====== Given data

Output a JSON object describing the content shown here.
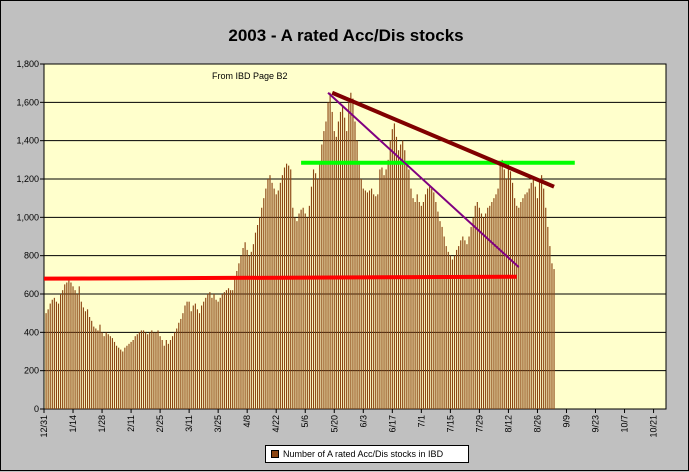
{
  "chart_data": {
    "type": "bar",
    "title": "2003 - A rated Acc/Dis stocks",
    "annotation": "From IBD Page B2",
    "xlabel": "",
    "ylabel": "",
    "ylim": [
      0,
      1800
    ],
    "y_ticks": [
      "0",
      "200",
      "400",
      "600",
      "800",
      "1,000",
      "1,200",
      "1,400",
      "1,600",
      "1,800"
    ],
    "x_ticks": [
      "12/31",
      "1/14",
      "1/28",
      "2/11",
      "2/25",
      "3/11",
      "3/25",
      "4/8",
      "4/22",
      "5/6",
      "5/20",
      "6/3",
      "6/17",
      "7/1",
      "7/15",
      "7/29",
      "8/12",
      "8/26",
      "9/9",
      "9/23",
      "10/7",
      "10/21"
    ],
    "x_start": "12/31",
    "grid": true,
    "legend_position": "bottom",
    "series": [
      {
        "name": "Number of A rated Acc/Dis stocks in IBD",
        "color": "#8b4513",
        "values": [
          500,
          520,
          550,
          570,
          580,
          560,
          550,
          600,
          620,
          650,
          660,
          670,
          660,
          640,
          620,
          600,
          640,
          560,
          530,
          510,
          520,
          480,
          460,
          430,
          420,
          410,
          440,
          400,
          380,
          400,
          390,
          380,
          370,
          350,
          330,
          320,
          310,
          300,
          320,
          330,
          340,
          350,
          360,
          380,
          390,
          400,
          410,
          410,
          400,
          390,
          400,
          410,
          400,
          400,
          410,
          380,
          360,
          330,
          360,
          340,
          360,
          380,
          400,
          420,
          450,
          470,
          500,
          540,
          560,
          560,
          510,
          540,
          550,
          520,
          500,
          540,
          560,
          580,
          600,
          610,
          580,
          600,
          570,
          560,
          580,
          600,
          610,
          620,
          630,
          620,
          620,
          680,
          720,
          760,
          800,
          840,
          870,
          830,
          800,
          820,
          860,
          920,
          960,
          1000,
          1050,
          1100,
          1150,
          1200,
          1220,
          1180,
          1150,
          1120,
          1140,
          1180,
          1220,
          1260,
          1280,
          1270,
          1250,
          1050,
          1000,
          980,
          1020,
          1040,
          1050,
          1020,
          1000,
          1060,
          1160,
          1250,
          1230,
          1200,
          1280,
          1380,
          1450,
          1500,
          1600,
          1650,
          1550,
          1450,
          1420,
          1500,
          1550,
          1580,
          1520,
          1450,
          1600,
          1650,
          1620,
          1500,
          1400,
          1280,
          1200,
          1150,
          1140,
          1130,
          1140,
          1150,
          1120,
          1110,
          1120,
          1250,
          1260,
          1220,
          1250,
          1300,
          1400,
          1460,
          1490,
          1420,
          1350,
          1380,
          1400,
          1350,
          1290,
          1250,
          1150,
          1100,
          1080,
          1120,
          1080,
          1060,
          1080,
          1120,
          1150,
          1160,
          1150,
          1130,
          1080,
          1030,
          980,
          950,
          900,
          850,
          820,
          800,
          780,
          800,
          830,
          850,
          880,
          900,
          880,
          860,
          900,
          950,
          1000,
          1060,
          1080,
          1050,
          1020,
          1000,
          1020,
          1050,
          1060,
          1080,
          1100,
          1120,
          1150,
          1280,
          1300,
          1250,
          1200,
          1280,
          1240,
          1180,
          1100,
          1060,
          1050,
          1080,
          1100,
          1120,
          1130,
          1150,
          1180,
          1200,
          1160,
          1100,
          1200,
          1220,
          1150,
          1050,
          950,
          850,
          760,
          730
        ]
      }
    ],
    "overlay_lines": [
      {
        "color": "#ff0000",
        "from": [
          0,
          680
        ],
        "to": [
          228,
          690
        ]
      },
      {
        "color": "#00ff00",
        "from": [
          124,
          1285
        ],
        "to": [
          256,
          1285
        ]
      },
      {
        "color": "#800000",
        "from": [
          139,
          1650
        ],
        "to": [
          246,
          1160
        ]
      },
      {
        "color": "#800080",
        "from": [
          137,
          1650
        ],
        "to": [
          229,
          740
        ]
      }
    ]
  }
}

============

### Exercise task
Can you repeat every record above exactly, apart from the pictures?

### Solution
Output a JSON object describing the content shown here.
{
  "chart_data": {
    "type": "bar",
    "title": "2003 - A rated Acc/Dis stocks",
    "annotation": "From IBD Page B2",
    "xlabel": "",
    "ylabel": "",
    "ylim": [
      0,
      1800
    ],
    "y_ticks": [
      "0",
      "200",
      "400",
      "600",
      "800",
      "1,000",
      "1,200",
      "1,400",
      "1,600",
      "1,800"
    ],
    "x_ticks": [
      "12/31",
      "1/14",
      "1/28",
      "2/11",
      "2/25",
      "3/11",
      "3/25",
      "4/8",
      "4/22",
      "5/6",
      "5/20",
      "6/3",
      "6/17",
      "7/1",
      "7/15",
      "7/29",
      "8/12",
      "8/26",
      "9/9",
      "9/23",
      "10/7",
      "10/21"
    ],
    "x_start": "12/31",
    "grid": true,
    "legend_position": "bottom",
    "series": [
      {
        "name": "Number of A rated Acc/Dis stocks in IBD",
        "color": "#8b4513",
        "values": [
          500,
          520,
          550,
          570,
          580,
          560,
          550,
          600,
          620,
          650,
          660,
          670,
          660,
          640,
          620,
          600,
          640,
          560,
          530,
          510,
          520,
          480,
          460,
          430,
          420,
          410,
          440,
          400,
          380,
          400,
          390,
          380,
          370,
          350,
          330,
          320,
          310,
          300,
          320,
          330,
          340,
          350,
          360,
          380,
          390,
          400,
          410,
          410,
          400,
          390,
          400,
          410,
          400,
          400,
          410,
          380,
          360,
          330,
          360,
          340,
          360,
          380,
          400,
          420,
          450,
          470,
          500,
          540,
          560,
          560,
          510,
          540,
          550,
          520,
          500,
          540,
          560,
          580,
          600,
          610,
          580,
          600,
          570,
          560,
          580,
          600,
          610,
          620,
          630,
          620,
          620,
          680,
          720,
          760,
          800,
          840,
          870,
          830,
          800,
          820,
          860,
          920,
          960,
          1000,
          1050,
          1100,
          1150,
          1200,
          1220,
          1180,
          1150,
          1120,
          1140,
          1180,
          1220,
          1260,
          1280,
          1270,
          1250,
          1050,
          1000,
          980,
          1020,
          1040,
          1050,
          1020,
          1000,
          1060,
          1160,
          1250,
          1230,
          1200,
          1280,
          1380,
          1450,
          1500,
          1600,
          1650,
          1550,
          1450,
          1420,
          1500,
          1550,
          1580,
          1520,
          1450,
          1600,
          1650,
          1620,
          1500,
          1400,
          1280,
          1200,
          1150,
          1140,
          1130,
          1140,
          1150,
          1120,
          1110,
          1120,
          1250,
          1260,
          1220,
          1250,
          1300,
          1400,
          1460,
          1490,
          1420,
          1350,
          1380,
          1400,
          1350,
          1290,
          1250,
          1150,
          1100,
          1080,
          1120,
          1080,
          1060,
          1080,
          1120,
          1150,
          1160,
          1150,
          1130,
          1080,
          1030,
          980,
          950,
          900,
          850,
          820,
          800,
          780,
          800,
          830,
          850,
          880,
          900,
          880,
          860,
          900,
          950,
          1000,
          1060,
          1080,
          1050,
          1020,
          1000,
          1020,
          1050,
          1060,
          1080,
          1100,
          1120,
          1150,
          1280,
          1300,
          1250,
          1200,
          1280,
          1240,
          1180,
          1100,
          1060,
          1050,
          1080,
          1100,
          1120,
          1130,
          1150,
          1180,
          1200,
          1160,
          1100,
          1200,
          1220,
          1150,
          1050,
          950,
          850,
          760,
          730
        ]
      }
    ],
    "overlay_lines": [
      {
        "color": "#ff0000",
        "from": [
          0,
          680
        ],
        "to": [
          228,
          690
        ]
      },
      {
        "color": "#00ff00",
        "from": [
          124,
          1285
        ],
        "to": [
          256,
          1285
        ]
      },
      {
        "color": "#800000",
        "from": [
          139,
          1650
        ],
        "to": [
          246,
          1160
        ]
      },
      {
        "color": "#800080",
        "from": [
          137,
          1650
        ],
        "to": [
          229,
          740
        ]
      }
    ]
  }
}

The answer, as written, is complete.